§ What is expected
Extract each line of the material that follows exactly and omit its pictures.

----- Provided data

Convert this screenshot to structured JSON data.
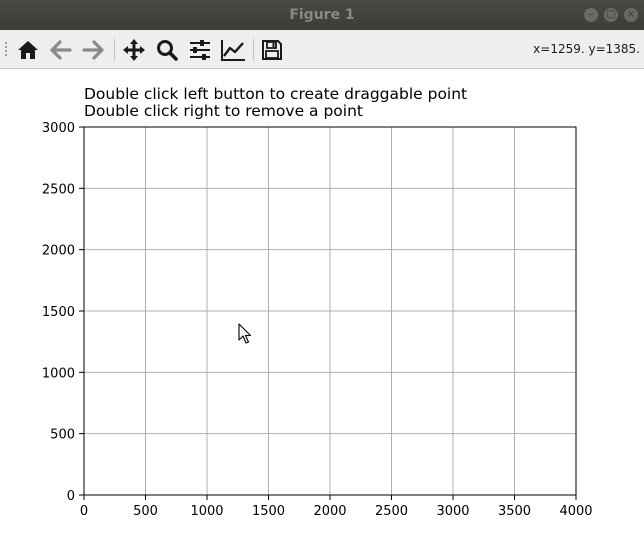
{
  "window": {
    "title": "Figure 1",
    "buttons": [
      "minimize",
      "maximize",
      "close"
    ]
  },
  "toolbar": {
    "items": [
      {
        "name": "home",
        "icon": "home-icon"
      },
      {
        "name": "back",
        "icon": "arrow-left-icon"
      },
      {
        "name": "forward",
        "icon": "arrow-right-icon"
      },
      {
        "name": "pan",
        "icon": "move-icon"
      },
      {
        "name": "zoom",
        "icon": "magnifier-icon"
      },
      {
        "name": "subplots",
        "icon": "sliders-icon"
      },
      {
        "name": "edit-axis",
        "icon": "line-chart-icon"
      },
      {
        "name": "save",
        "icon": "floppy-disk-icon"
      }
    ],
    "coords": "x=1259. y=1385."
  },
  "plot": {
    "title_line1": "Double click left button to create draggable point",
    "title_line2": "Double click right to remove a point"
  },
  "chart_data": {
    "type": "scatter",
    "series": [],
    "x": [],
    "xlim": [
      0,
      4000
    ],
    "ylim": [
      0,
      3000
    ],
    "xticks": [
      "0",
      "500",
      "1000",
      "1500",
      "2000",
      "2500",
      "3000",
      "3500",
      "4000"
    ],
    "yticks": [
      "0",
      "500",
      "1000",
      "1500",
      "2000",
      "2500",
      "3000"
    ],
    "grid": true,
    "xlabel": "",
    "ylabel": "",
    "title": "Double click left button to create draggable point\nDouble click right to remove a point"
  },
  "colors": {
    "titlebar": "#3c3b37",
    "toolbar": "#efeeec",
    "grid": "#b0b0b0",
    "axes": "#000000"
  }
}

----------

§ The output
Convert this screenshot to structured JSON data.
{
  "window": {
    "title": "Figure 1",
    "buttons": [
      "minimize",
      "maximize",
      "close"
    ]
  },
  "toolbar": {
    "items": [
      {
        "name": "home",
        "icon": "home-icon"
      },
      {
        "name": "back",
        "icon": "arrow-left-icon"
      },
      {
        "name": "forward",
        "icon": "arrow-right-icon"
      },
      {
        "name": "pan",
        "icon": "move-icon"
      },
      {
        "name": "zoom",
        "icon": "magnifier-icon"
      },
      {
        "name": "subplots",
        "icon": "sliders-icon"
      },
      {
        "name": "edit-axis",
        "icon": "line-chart-icon"
      },
      {
        "name": "save",
        "icon": "floppy-disk-icon"
      }
    ],
    "coords": "x=1259. y=1385."
  },
  "plot": {
    "title_line1": "Double click left button to create draggable point",
    "title_line2": "Double click right to remove a point"
  },
  "chart_data": {
    "type": "scatter",
    "series": [],
    "x": [],
    "xlim": [
      0,
      4000
    ],
    "ylim": [
      0,
      3000
    ],
    "xticks": [
      "0",
      "500",
      "1000",
      "1500",
      "2000",
      "2500",
      "3000",
      "3500",
      "4000"
    ],
    "yticks": [
      "0",
      "500",
      "1000",
      "1500",
      "2000",
      "2500",
      "3000"
    ],
    "grid": true,
    "xlabel": "",
    "ylabel": "",
    "title": "Double click left button to create draggable point\nDouble click right to remove a point"
  },
  "colors": {
    "titlebar": "#3c3b37",
    "toolbar": "#efeeec",
    "grid": "#b0b0b0",
    "axes": "#000000"
  }
}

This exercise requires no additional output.